# Source excerpt
++++++++

[PATCH 2/2] drm/amdgpu: add reset register trace function on GPU reset

Thu Feb 10 13:18:48 UTC 2022

On 2/10/2022 8:38 AM, Christian König wrote:
> Am 10.02.22 um 08:34 schrieb Somalapuram, Amaranath:
>>
>> On 2/10/2022 12:39 PM, Christian König wrote:
>>> Am 10.02.22 um 06:29 schrieb Somalapuram, Amaranath:
>>>>
>>>> On 2/9/2022 1:17 PM, Christian König wrote:
>>>>> Am 08.02.22 um 16:28 schrieb Alex Deucher:
>>>>>> On Tue, Feb 8, 2022 at 3:17 AM Somalapuram Amaranath
>>>>>> <Amaranath.Somalapuram at amd.com> wrote:
>>>>>>> Dump the list of register values to trace event on GPU reset.
>>>>>>>
>>>>>>> Signed-off-by: Somalapuram Amaranath <Amaranath.Somalapuram at amd.com>
>>>>>>> ---
>>>>>>>   drivers/gpu/drm/amd/amdgpu/amdgpu_device.c | 21 
>>>>>>> ++++++++++++++++++++-
>>>>>>>   drivers/gpu/drm/amd/amdgpu/amdgpu_trace.h  | 19 
>>>>>>> +++++++++++++++++++
>>>>>>>   2 files changed, 39 insertions(+), 1 deletion(-)
>>>>>>>
>>>>>>> diff --git a/drivers/gpu/drm/amd/amdgpu/amdgpu_device.c 
>>>>>>> b/drivers/gpu/drm/amd/amdgpu/amdgpu_device.c
>>>>>>> index 1e651b959141..057922fb7e37 100644
>>>>>>> --- a/drivers/gpu/drm/amd/amdgpu/amdgpu_device.c
>>>>>>> +++ b/drivers/gpu/drm/amd/amdgpu/amdgpu_device.c
>>>>>>> @@ -4534,6 +4534,23 @@ int amdgpu_device_pre_asic_reset(struct 
>>>>>>> amdgpu_device *adev,
>>>>>>>          return r;
>>>>>>>   }
>>>>>>>
>>>>>>> +static int amdgpu_reset_reg_dumps(struct amdgpu_device *adev)

++++++++

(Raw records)
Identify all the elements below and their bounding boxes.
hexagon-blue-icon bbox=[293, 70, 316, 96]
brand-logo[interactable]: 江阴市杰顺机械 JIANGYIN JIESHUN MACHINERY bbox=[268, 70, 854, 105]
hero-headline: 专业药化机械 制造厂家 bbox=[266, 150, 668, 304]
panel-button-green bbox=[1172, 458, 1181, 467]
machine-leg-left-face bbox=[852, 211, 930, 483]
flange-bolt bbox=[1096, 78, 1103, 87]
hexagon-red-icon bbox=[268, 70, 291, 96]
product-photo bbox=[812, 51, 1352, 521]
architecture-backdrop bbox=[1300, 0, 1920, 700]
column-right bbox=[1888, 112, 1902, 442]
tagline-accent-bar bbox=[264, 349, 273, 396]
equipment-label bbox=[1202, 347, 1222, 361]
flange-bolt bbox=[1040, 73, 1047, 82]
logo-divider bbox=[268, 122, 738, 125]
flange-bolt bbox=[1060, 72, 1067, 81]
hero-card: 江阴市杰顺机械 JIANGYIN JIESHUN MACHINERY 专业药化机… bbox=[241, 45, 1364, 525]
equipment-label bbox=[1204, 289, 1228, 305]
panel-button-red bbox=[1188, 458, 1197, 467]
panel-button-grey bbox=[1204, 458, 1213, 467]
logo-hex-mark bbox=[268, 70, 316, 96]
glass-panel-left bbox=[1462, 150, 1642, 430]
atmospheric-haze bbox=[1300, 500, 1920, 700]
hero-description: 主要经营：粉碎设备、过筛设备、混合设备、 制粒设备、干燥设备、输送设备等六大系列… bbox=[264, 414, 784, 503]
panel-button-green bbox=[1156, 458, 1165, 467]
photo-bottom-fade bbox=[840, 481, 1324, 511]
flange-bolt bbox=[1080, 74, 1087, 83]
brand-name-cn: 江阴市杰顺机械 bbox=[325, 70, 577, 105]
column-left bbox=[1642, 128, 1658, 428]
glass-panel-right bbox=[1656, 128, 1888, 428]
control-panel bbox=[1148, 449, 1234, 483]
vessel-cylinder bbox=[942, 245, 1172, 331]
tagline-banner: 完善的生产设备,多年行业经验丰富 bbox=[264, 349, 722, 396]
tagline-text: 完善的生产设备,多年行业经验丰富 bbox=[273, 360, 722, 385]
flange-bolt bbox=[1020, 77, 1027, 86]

++++++++

# Exercise tasks
- a) Retype the GPU reset patch thread between "Thu Feb 10 13:18:48" and "on GPU reset.", inclusive.
- b) Extend the GPU reset patch thread, beginning after its final line.
The lines shown above are not needed for any of the work.

# Outputs for the tasks
- a)
Thu Feb 10 13:18:48 UTC 2022

On 2/10/2022 8:38 AM, Christian König wrote:
> Am 10.02.22 um 08:34 schrieb Somalapuram, Amaranath:
>>
>> On 2/10/2022 12:39 PM, Christian König wrote:
>>> Am 10.02.22 um 06:29 schrieb Somalapuram, Amaranath:
>>>>
>>>> On 2/9/2022 1:17 PM, Christian König wrote:
>>>>> Am 08.02.22 um 16:28 schrieb Alex Deucher:
>>>>>> On Tue, Feb 8, 2022 at 3:17 AM Somalapuram Amaranath
>>>>>> <Amaranath.Somalapuram at amd.com> wrote:
>>>>>>> Dump the list of register values to trace event on GPU reset.

- b)
>>>>>>> +{
>>>>>>> +       int i;
>>>>>>> +       uint32_t reg_value[128];
>>>>>>> +
>>>>>>> +       for (i = 0; adev->reset_dump_reg_list[i] != 0; i++) {
>>>>>>> +               if (adev->asic_type >= CHIP_NAVI10)
>>>>>> This check should be against CHIP_VEGA10.  Also, this only allows for
>>>>>> GC registers.  If we wanted to dump other registers, we'd need a
>>>>>> different macro.  Might be better to just use RREG32 here for
>>>>>> everything and then encode the full offset using
>>>>>> SOC15_REG_ENTRY_OFFSET() or a similar macro.  Also, we need to think
>>>>>> about how to handle gfxoff in this case.  gfxoff needs to be disabled
>>>>>> or we'll hang the chip if we try and read GC or SDMA registers via
>>>>>> MMIO which will adversely affect the hang signature.
>>>>>
>>>>> Well this should execute right before a GPU reset, so I think it 
>>>>> shouldn't matter if we hang the chip or not as long as the read 
>>>>> comes back correctly (I remember a very long UVD debug session 
>>>>> because of this).
>>>>>
>>>>> But in general I agree, we should just use RREG32() here and always 
>>>>> encode the full register offset.
>>>>>
>>>>> Regards,
>>>>> Christian.
>>>>>
>>>> Can I use something like this:
>>>>
>>>> +                       reg_value[i] = 
>>>> RREG32((adev->reg_offset[adev->reset_dump_reg_list[i][0]]
>>>> + [adev->reset_dump_reg_list[i][1]]
>>>> + [adev->reset_dump_reg_list[i][2]])
>>>> +                                 + adev->reset_dump_reg_list[i][3]);
>>>>
>>>> ip --> adev->reset_dump_reg_list[i][0]
>>>>
>>>> inst --> adev->reset_dump_reg_list[i][1]
>>>>
>>>> BASE_IDX--> adev->reset_dump_reg_list[i][2]
>>>>
>>>> reg --> adev->reset_dump_reg_list[i][3]
>>>
>>> No, that won't work.
>>>
>>> What you need to do is to use the full 32bit address of the register. 
>>> Userspace can worry about figuring out which ip, instance, base and 
>>> reg to resolve into that address.
>>>
>>> Regards,
>>> Christian.
>>>
>> Thanks Christian.
>>
>> should I consider using gfxoff like below code or not required:
>> amdgpu_gfx_off_ctrl(adev, false);
>> amdgpu_gfx_off_ctrl(adev, true);
> 
> That's a really good question I can't fully answer.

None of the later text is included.